■ Stated task
Search the data below for the string "Which". Extract every line that contains it.

Items listed in a dataset:

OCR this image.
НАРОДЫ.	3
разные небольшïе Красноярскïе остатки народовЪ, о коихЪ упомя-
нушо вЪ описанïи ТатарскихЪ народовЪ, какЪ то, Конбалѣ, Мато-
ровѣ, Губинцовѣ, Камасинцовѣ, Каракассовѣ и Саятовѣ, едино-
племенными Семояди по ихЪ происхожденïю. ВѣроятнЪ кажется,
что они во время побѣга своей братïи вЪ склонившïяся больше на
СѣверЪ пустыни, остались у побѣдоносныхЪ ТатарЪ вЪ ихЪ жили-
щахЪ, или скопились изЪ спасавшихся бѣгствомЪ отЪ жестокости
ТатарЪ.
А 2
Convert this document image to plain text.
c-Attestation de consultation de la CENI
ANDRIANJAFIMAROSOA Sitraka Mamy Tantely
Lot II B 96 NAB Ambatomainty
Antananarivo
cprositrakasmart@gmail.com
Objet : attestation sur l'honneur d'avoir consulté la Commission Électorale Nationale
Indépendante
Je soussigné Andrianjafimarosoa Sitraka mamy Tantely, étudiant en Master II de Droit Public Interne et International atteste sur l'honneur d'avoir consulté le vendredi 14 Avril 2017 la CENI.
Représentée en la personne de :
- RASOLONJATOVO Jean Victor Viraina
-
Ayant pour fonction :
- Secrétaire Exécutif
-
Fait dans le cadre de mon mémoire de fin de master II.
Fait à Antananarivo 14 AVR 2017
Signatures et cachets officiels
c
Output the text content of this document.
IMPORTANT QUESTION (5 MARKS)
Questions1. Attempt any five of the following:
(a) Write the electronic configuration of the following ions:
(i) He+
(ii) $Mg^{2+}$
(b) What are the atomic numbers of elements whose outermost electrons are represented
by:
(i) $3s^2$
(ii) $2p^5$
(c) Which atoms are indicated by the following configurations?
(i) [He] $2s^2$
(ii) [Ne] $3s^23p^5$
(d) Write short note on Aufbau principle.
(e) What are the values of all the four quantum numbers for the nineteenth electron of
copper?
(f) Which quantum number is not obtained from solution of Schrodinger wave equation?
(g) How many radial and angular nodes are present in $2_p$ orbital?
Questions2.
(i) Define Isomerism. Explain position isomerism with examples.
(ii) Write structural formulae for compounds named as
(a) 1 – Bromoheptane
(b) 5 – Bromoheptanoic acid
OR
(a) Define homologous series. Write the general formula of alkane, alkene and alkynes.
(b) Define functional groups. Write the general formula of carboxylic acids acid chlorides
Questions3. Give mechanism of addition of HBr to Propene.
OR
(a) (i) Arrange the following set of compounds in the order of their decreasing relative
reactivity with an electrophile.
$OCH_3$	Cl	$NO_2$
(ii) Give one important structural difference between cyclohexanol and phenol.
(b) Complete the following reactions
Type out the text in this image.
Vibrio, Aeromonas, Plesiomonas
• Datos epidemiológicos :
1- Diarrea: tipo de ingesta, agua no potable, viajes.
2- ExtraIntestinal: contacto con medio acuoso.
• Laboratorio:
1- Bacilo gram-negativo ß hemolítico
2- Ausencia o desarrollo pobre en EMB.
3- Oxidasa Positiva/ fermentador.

■ Final result
(c) Which atoms are indicated by the following configurations?
(f) Which quantum number is not obtained from solution of Schrodinger wave equation?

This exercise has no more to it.